# [WORK INSTRUCTIONS]
Select every line containing the word "ylabel" from the material, and copy those lines.

# [INPUT ROWS]
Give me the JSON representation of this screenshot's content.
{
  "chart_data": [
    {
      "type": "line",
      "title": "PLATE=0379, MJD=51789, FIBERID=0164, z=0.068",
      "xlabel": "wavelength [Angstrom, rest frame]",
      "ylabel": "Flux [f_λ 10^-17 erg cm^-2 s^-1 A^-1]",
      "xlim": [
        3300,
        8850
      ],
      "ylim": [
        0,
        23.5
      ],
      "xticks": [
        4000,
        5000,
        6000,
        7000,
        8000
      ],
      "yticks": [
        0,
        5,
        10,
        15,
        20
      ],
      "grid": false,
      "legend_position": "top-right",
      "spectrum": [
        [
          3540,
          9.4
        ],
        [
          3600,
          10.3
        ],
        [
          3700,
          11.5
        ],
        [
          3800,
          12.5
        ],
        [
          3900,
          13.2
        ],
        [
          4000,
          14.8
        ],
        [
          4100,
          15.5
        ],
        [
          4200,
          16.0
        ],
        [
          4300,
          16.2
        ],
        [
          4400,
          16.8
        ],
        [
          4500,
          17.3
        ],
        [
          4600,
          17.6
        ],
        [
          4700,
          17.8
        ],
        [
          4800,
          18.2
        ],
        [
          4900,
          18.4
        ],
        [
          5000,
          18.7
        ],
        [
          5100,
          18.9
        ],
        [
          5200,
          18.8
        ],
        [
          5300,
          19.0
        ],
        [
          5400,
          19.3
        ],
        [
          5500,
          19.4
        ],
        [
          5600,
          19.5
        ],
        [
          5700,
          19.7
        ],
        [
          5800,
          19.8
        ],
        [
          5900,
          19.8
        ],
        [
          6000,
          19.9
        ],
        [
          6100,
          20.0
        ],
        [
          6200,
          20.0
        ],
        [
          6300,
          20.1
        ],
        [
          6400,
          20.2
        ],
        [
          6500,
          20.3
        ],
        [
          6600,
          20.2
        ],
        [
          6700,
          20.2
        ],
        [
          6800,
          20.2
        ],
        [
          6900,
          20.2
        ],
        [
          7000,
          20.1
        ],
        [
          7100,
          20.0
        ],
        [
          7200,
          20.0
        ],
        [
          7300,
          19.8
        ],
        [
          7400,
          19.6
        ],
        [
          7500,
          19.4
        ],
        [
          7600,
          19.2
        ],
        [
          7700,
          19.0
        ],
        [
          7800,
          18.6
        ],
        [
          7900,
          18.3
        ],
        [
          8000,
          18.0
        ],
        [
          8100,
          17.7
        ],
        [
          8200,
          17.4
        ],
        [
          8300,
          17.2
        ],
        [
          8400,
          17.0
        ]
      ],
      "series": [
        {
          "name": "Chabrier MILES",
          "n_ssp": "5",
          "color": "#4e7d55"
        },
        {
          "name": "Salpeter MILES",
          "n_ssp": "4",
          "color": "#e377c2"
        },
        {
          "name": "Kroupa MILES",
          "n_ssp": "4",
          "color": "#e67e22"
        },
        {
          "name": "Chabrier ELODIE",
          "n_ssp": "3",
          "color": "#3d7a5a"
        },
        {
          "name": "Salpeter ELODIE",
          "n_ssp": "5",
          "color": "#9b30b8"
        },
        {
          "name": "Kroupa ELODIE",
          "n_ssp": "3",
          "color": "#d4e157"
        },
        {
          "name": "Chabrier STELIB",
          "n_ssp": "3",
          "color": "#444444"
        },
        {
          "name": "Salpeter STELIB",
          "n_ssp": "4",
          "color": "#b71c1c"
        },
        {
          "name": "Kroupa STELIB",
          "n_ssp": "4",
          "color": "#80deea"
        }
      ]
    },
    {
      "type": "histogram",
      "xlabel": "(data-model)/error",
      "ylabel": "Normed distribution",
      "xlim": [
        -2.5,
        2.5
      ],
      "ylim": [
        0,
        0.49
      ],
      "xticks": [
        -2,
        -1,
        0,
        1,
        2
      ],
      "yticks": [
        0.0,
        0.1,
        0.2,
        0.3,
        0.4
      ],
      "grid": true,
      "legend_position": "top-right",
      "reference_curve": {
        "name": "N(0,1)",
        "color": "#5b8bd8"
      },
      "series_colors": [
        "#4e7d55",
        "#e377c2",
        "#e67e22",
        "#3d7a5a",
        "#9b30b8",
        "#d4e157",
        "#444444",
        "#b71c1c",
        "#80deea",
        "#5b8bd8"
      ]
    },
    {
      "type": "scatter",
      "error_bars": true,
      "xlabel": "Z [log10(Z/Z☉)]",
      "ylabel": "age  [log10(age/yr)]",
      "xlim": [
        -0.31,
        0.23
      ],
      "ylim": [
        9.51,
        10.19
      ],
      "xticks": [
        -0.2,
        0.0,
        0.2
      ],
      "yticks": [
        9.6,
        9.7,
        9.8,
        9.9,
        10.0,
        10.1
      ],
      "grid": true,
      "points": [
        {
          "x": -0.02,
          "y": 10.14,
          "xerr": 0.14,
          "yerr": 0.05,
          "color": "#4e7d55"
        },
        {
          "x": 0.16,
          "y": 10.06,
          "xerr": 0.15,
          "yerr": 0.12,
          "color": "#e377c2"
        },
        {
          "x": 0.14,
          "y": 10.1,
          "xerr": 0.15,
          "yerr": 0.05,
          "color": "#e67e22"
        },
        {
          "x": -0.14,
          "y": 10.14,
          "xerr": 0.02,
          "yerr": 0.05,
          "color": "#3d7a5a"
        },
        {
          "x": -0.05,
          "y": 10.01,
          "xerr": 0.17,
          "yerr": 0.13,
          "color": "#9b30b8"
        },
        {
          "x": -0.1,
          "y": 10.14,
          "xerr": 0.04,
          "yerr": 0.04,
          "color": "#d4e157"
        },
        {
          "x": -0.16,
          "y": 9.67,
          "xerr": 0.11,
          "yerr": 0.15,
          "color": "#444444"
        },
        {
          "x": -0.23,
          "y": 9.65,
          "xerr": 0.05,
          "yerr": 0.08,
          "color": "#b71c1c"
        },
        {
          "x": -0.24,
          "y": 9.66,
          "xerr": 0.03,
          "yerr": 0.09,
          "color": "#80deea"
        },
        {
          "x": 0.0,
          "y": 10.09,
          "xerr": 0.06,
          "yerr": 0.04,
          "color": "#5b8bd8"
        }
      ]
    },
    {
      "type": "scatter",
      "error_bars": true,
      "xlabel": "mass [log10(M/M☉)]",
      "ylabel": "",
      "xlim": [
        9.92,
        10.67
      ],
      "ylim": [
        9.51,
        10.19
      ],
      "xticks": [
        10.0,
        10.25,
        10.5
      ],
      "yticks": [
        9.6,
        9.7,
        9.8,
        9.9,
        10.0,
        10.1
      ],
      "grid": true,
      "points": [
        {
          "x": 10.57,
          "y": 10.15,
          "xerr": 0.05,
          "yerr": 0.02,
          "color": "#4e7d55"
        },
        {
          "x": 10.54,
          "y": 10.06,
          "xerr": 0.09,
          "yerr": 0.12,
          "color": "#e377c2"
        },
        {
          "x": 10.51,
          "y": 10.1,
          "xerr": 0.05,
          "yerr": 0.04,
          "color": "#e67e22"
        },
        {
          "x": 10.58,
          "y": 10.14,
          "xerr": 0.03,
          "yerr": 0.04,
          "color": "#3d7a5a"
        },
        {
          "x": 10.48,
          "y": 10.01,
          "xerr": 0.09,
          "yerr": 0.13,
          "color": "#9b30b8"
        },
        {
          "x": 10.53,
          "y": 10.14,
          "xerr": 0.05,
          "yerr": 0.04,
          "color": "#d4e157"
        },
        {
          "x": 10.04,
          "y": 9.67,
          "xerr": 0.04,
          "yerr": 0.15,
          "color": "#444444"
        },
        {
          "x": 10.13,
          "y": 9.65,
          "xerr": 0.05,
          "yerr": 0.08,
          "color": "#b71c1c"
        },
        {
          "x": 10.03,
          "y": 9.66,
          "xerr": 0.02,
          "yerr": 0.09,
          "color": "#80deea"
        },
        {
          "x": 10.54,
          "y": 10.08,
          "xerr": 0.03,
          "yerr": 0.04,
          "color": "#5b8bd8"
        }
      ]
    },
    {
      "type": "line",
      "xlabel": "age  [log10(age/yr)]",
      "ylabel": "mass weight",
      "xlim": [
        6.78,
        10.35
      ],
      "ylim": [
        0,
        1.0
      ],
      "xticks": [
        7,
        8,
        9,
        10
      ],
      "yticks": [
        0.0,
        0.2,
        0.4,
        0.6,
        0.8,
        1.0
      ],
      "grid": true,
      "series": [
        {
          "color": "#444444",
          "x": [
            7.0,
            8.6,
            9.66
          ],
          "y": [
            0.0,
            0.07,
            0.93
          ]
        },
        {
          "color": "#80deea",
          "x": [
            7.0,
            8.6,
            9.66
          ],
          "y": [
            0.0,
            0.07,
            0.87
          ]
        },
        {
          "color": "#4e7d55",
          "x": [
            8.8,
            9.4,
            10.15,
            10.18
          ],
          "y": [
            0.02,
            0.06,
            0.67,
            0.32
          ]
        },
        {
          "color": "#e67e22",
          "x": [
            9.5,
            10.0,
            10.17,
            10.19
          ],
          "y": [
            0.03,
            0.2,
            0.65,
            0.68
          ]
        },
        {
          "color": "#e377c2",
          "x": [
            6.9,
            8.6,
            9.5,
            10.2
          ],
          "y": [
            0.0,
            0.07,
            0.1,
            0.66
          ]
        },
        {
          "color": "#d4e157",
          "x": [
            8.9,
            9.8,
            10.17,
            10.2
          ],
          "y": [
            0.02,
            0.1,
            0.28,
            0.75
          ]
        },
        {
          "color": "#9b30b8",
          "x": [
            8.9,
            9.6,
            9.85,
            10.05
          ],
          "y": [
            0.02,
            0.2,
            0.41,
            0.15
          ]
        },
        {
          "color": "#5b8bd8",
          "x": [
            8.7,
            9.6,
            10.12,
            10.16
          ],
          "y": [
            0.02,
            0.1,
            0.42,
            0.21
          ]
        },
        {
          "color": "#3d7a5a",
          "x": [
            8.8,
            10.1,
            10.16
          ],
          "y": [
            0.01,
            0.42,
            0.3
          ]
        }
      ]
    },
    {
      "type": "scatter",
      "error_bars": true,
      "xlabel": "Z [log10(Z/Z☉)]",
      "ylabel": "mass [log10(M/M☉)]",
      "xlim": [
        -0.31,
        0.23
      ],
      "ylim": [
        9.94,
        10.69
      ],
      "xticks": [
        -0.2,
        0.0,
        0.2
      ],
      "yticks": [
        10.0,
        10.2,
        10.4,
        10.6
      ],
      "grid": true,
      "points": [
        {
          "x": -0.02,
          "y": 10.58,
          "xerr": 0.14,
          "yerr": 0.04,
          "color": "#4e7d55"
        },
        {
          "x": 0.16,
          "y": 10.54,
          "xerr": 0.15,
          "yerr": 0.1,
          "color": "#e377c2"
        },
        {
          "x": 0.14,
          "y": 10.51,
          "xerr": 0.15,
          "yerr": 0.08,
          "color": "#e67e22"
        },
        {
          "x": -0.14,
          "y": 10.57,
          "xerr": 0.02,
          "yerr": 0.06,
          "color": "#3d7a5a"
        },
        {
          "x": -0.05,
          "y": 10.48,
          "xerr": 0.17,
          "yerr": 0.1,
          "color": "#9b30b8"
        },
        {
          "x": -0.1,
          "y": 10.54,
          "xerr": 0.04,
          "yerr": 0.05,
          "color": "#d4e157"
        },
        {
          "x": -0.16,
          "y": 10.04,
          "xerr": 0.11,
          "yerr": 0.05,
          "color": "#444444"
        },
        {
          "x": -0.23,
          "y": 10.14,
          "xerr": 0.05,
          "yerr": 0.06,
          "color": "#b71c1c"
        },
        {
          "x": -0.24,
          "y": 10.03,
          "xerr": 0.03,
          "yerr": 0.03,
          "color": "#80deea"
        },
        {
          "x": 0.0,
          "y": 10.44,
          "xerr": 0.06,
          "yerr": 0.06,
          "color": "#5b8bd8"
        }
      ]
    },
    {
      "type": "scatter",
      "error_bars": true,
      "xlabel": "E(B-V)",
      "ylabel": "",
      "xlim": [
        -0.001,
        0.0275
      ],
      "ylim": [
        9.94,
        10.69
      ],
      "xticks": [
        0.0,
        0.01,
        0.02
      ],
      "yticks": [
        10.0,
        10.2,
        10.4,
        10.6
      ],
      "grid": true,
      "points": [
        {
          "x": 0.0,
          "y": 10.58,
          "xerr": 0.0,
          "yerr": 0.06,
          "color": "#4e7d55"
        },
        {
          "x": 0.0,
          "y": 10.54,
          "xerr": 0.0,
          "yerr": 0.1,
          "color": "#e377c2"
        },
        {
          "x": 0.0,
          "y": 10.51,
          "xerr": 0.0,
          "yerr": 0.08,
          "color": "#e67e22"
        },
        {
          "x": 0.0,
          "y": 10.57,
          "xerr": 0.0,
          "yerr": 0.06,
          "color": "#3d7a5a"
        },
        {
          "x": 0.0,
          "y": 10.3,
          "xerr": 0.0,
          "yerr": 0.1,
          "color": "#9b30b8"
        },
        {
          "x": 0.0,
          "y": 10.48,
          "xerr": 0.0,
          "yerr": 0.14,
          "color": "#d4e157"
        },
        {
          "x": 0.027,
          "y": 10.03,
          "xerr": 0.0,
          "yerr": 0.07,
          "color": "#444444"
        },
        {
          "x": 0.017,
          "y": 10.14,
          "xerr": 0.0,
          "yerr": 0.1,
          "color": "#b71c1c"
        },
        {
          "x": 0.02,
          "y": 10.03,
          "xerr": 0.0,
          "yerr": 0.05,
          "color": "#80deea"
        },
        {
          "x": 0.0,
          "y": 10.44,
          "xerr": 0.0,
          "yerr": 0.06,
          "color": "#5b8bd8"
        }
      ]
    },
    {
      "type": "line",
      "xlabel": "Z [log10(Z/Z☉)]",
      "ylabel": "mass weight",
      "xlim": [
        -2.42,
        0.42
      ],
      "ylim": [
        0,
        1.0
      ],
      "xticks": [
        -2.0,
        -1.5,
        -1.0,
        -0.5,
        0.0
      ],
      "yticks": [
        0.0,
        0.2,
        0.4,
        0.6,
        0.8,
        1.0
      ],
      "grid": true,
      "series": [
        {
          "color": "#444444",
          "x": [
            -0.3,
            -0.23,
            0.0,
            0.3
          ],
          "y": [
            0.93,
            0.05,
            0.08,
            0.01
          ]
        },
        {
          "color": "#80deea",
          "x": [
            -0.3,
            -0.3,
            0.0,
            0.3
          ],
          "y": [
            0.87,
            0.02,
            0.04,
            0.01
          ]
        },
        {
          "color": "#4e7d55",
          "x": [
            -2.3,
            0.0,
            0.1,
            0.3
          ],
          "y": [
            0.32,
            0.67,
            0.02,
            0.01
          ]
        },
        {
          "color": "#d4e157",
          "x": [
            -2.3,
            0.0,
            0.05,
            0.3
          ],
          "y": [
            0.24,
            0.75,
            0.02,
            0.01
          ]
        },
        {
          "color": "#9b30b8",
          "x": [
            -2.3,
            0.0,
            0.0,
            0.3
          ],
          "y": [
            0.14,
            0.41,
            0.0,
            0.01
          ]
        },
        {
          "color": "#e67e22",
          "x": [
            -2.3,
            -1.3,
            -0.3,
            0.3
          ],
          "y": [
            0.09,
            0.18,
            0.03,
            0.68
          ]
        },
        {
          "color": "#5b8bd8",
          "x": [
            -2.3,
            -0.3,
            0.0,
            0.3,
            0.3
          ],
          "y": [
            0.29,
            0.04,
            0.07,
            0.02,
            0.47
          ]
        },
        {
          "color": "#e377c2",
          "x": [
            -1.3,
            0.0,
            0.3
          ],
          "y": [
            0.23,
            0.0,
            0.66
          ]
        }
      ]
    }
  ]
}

# [RESULT OF THIS TASK]
      "ylabel": "Flux [f_λ 10^-17 erg cm^-2 s^-1 A^-1]",
      "ylabel": "Normed distribution",
      "ylabel": "age  [log10(age/yr)]",
      "ylabel": "",
      "ylabel": "mass weight",
      "ylabel": "mass [log10(M/M☉)]",
      "ylabel": "",
      "ylabel": "mass weight",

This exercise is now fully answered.